◆ **Stated exercise**: Return the material below in full and exactly.

◆ **Given data**:
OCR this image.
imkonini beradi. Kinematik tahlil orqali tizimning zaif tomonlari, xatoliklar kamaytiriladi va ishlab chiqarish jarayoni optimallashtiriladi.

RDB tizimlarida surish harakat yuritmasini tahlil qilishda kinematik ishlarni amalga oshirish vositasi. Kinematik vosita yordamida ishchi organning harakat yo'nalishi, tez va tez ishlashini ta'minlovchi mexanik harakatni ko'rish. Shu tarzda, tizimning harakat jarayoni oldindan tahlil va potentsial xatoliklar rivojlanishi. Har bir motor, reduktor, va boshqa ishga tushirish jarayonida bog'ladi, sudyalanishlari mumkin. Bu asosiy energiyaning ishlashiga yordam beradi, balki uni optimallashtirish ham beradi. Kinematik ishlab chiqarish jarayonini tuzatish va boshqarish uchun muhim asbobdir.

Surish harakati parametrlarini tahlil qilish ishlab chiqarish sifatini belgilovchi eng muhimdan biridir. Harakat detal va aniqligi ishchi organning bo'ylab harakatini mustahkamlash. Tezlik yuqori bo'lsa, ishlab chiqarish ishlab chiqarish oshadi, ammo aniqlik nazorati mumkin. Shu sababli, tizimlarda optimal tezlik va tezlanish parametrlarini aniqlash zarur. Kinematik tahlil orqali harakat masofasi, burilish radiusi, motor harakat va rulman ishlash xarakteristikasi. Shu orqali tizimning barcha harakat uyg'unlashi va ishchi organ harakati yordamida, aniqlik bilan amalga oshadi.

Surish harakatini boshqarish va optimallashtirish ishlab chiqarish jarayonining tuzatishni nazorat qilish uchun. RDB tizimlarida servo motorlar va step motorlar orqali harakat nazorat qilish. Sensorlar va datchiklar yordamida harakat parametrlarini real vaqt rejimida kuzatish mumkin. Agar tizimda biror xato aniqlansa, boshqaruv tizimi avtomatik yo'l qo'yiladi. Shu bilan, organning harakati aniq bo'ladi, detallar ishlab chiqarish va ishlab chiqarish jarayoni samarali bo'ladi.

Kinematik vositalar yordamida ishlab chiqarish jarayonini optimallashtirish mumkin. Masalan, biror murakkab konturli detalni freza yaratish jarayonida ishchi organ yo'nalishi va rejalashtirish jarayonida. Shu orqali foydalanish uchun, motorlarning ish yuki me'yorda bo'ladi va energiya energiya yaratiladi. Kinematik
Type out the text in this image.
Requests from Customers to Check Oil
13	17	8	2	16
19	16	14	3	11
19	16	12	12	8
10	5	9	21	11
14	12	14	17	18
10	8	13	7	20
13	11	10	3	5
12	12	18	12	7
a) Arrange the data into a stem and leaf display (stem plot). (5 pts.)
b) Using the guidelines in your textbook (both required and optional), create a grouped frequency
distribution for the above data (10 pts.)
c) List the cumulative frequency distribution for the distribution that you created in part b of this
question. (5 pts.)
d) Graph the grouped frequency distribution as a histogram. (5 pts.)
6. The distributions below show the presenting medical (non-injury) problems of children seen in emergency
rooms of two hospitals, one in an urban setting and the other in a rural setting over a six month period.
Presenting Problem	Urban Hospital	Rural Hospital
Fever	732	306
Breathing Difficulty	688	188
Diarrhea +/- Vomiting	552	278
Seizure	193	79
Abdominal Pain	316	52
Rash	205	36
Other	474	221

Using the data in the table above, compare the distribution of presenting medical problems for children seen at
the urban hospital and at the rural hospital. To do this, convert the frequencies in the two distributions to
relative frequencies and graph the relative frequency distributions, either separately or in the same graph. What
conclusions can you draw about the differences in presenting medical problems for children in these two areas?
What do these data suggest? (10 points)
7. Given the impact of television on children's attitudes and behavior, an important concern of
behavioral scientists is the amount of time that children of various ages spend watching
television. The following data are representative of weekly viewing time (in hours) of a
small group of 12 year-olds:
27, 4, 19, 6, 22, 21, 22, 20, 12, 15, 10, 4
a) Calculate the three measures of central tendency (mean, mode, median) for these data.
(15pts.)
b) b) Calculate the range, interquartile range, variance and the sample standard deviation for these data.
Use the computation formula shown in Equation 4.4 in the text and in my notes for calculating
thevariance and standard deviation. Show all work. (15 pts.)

◆ **Task answer**:
OCR this image.
imkonini beradi. Kinematik tahlil orqali tizimning zaif tomonlari, xatoliklar kamaytiriladi va ishlab chiqarish jarayoni optimallashtiriladi.

RDB tizimlarida surish harakat yuritmasini tahlil qilishda kinematik ishlarni amalga oshirish vositasi. Kinematik vosita yordamida ishchi organning harakat yo'nalishi, tez va tez ishlashini ta'minlovchi mexanik harakatni ko'rish. Shu tarzda, tizimning harakat jarayoni oldindan tahlil va potentsial xatoliklar rivojlanishi. Har bir motor, reduktor, va boshqa ishga tushirish jarayonida bog'ladi, sudyalanishlari mumkin. Bu asosiy energiyaning ishlashiga yordam beradi, balki uni optimallashtirish ham beradi. Kinematik ishlab chiqarish jarayonini tuzatish va boshqarish uchun muhim asbobdir.

Surish harakati parametrlarini tahlil qilish ishlab chiqarish sifatini belgilovchi eng muhimdan biridir. Harakat detal va aniqligi ishchi organning bo'ylab harakatini mustahkamlash. Tezlik yuqori bo'lsa, ishlab chiqarish ishlab chiqarish oshadi, ammo aniqlik nazorati mumkin. Shu sababli, tizimlarda optimal tezlik va tezlanish parametrlarini aniqlash zarur. Kinematik tahlil orqali harakat masofasi, burilish radiusi, motor harakat va rulman ishlash xarakteristikasi. Shu orqali tizimning barcha harakat uyg'unlashi va ishchi organ harakati yordamida, aniqlik bilan amalga oshadi.

Surish harakatini boshqarish va optimallashtirish ishlab chiqarish jarayonining tuzatishni nazorat qilish uchun. RDB tizimlarida servo motorlar va step motorlar orqali harakat nazorat qilish. Sensorlar va datchiklar yordamida harakat parametrlarini real vaqt rejimida kuzatish mumkin. Agar tizimda biror xato aniqlansa, boshqaruv tizimi avtomatik yo'l qo'yiladi. Shu bilan, organning harakati aniq bo'ladi, detallar ishlab chiqarish va ishlab chiqarish jarayoni samarali bo'ladi.

Kinematik vositalar yordamida ishlab chiqarish jarayonini optimallashtirish mumkin. Masalan, biror murakkab konturli detalni freza yaratish jarayonida ishchi organ yo'nalishi va rejalashtirish jarayonida. Shu orqali foydalanish uchun, motorlarning ish yuki me'yorda bo'ladi va energiya energiya yaratiladi. Kinematik
Type out the text in this image.
Requests from Customers to Check Oil
13	17	8	2	16
19	16	14	3	11
19	16	12	12	8
10	5	9	21	11
14	12	14	17	18
10	8	13	7	20
13	11	10	3	5
12	12	18	12	7
a) Arrange the data into a stem and leaf display (stem plot). (5 pts.)
b) Using the guidelines in your textbook (both required and optional), create a grouped frequency
distribution for the above data (10 pts.)
c) List the cumulative frequency distribution for the distribution that you created in part b of this
question. (5 pts.)
d) Graph the grouped frequency distribution as a histogram. (5 pts.)
6. The distributions below show the presenting medical (non-injury) problems of children seen in emergency
rooms of two hospitals, one in an urban setting and the other in a rural setting over a six month period.
Presenting Problem	Urban Hospital	Rural Hospital
Fever	732	306
Breathing Difficulty	688	188
Diarrhea +/- Vomiting	552	278
Seizure	193	79
Abdominal Pain	316	52
Rash	205	36
Other	474	221

Using the data in the table above, compare the distribution of presenting medical problems for children seen at
the urban hospital and at the rural hospital. To do this, convert the frequencies in the two distributions to
relative frequencies and graph the relative frequency distributions, either separately or in the same graph. What
conclusions can you draw about the differences in presenting medical problems for children in these two areas?
What do these data suggest? (10 points)
7. Given the impact of television on children's attitudes and behavior, an important concern of
behavioral scientists is the amount of time that children of various ages spend watching
television. The following data are representative of weekly viewing time (in hours) of a
small group of 12 year-olds:
27, 4, 19, 6, 22, 21, 22, 20, 12, 15, 10, 4
a) Calculate the three measures of central tendency (mean, mode, median) for these data.
(15pts.)
b) b) Calculate the range, interquartile range, variance and the sample standard deviation for these data.
Use the computation formula shown in Equation 4.4 in the text and in my notes for calculating
thevariance and standard deviation. Show all work. (15 pts.)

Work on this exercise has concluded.